----- DATA ROWS

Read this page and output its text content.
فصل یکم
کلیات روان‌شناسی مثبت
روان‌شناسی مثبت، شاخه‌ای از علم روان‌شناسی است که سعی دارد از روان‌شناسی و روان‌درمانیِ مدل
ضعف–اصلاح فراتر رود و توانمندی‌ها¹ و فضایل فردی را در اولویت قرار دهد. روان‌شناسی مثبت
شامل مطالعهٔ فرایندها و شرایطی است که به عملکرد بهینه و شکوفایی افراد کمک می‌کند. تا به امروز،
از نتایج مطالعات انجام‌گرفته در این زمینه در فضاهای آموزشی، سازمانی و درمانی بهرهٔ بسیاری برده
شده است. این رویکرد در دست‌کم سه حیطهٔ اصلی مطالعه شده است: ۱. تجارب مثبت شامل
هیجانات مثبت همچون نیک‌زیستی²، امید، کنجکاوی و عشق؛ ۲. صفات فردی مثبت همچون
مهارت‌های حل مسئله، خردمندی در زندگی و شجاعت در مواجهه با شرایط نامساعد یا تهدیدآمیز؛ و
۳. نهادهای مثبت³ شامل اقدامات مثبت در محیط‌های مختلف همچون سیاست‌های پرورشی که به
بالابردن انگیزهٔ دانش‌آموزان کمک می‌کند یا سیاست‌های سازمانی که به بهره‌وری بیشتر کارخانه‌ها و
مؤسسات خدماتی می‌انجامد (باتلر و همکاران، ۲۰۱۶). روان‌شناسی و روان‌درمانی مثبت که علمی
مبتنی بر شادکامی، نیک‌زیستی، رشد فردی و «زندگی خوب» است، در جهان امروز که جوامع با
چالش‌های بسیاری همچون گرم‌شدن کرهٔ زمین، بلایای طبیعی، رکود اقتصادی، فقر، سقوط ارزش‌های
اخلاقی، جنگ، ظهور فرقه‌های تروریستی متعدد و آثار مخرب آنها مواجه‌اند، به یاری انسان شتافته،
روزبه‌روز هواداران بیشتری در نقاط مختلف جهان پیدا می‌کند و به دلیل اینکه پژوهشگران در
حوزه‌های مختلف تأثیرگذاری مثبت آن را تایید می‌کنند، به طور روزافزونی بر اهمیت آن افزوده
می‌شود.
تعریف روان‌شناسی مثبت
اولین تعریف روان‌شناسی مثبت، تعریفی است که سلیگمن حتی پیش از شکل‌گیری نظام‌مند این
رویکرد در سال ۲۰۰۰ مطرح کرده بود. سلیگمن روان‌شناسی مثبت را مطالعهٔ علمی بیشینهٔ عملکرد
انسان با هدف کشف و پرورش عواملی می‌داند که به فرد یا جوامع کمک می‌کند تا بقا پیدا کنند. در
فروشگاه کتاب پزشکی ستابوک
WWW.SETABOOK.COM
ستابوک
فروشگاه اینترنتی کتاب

----------

## TASK DIRECTIONS
Type the material above out again, exactly.

## RESULT FOR THIS TASK
Read this page and output its text content.
فصل یکم
کلیات روان‌شناسی مثبت
روان‌شناسی مثبت، شاخه‌ای از علم روان‌شناسی است که سعی دارد از روان‌شناسی و روان‌درمانیِ مدل
ضعف–اصلاح فراتر رود و توانمندی‌ها¹ و فضایل فردی را در اولویت قرار دهد. روان‌شناسی مثبت
شامل مطالعهٔ فرایندها و شرایطی است که به عملکرد بهینه و شکوفایی افراد کمک می‌کند. تا به امروز،
از نتایج مطالعات انجام‌گرفته در این زمینه در فضاهای آموزشی، سازمانی و درمانی بهرهٔ بسیاری برده
شده است. این رویکرد در دست‌کم سه حیطهٔ اصلی مطالعه شده است: ۱. تجارب مثبت شامل
هیجانات مثبت همچون نیک‌زیستی²، امید، کنجکاوی و عشق؛ ۲. صفات فردی مثبت همچون
مهارت‌های حل مسئله، خردمندی در زندگی و شجاعت در مواجهه با شرایط نامساعد یا تهدیدآمیز؛ و
۳. نهادهای مثبت³ شامل اقدامات مثبت در محیط‌های مختلف همچون سیاست‌های پرورشی که به
بالابردن انگیزهٔ دانش‌آموزان کمک می‌کند یا سیاست‌های سازمانی که به بهره‌وری بیشتر کارخانه‌ها و
مؤسسات خدماتی می‌انجامد (باتلر و همکاران، ۲۰۱۶). روان‌شناسی و روان‌درمانی مثبت که علمی
مبتنی بر شادکامی، نیک‌زیستی، رشد فردی و «زندگی خوب» است، در جهان امروز که جوامع با
چالش‌های بسیاری همچون گرم‌شدن کرهٔ زمین، بلایای طبیعی، رکود اقتصادی، فقر، سقوط ارزش‌های
اخلاقی، جنگ، ظهور فرقه‌های تروریستی متعدد و آثار مخرب آنها مواجه‌اند، به یاری انسان شتافته،
روزبه‌روز هواداران بیشتری در نقاط مختلف جهان پیدا می‌کند و به دلیل اینکه پژوهشگران در
حوزه‌های مختلف تأثیرگذاری مثبت آن را تایید می‌کنند، به طور روزافزونی بر اهمیت آن افزوده
می‌شود.
تعریف روان‌شناسی مثبت
اولین تعریف روان‌شناسی مثبت، تعریفی است که سلیگمن حتی پیش از شکل‌گیری نظام‌مند این
رویکرد در سال ۲۰۰۰ مطرح کرده بود. سلیگمن روان‌شناسی مثبت را مطالعهٔ علمی بیشینهٔ عملکرد
انسان با هدف کشف و پرورش عواملی می‌داند که به فرد یا جوامع کمک می‌کند تا بقا پیدا کنند. در
فروشگاه کتاب پزشکی ستابوک
WWW.SETABOOK.COM
ستابوک
فروشگاه اینترنتی کتاب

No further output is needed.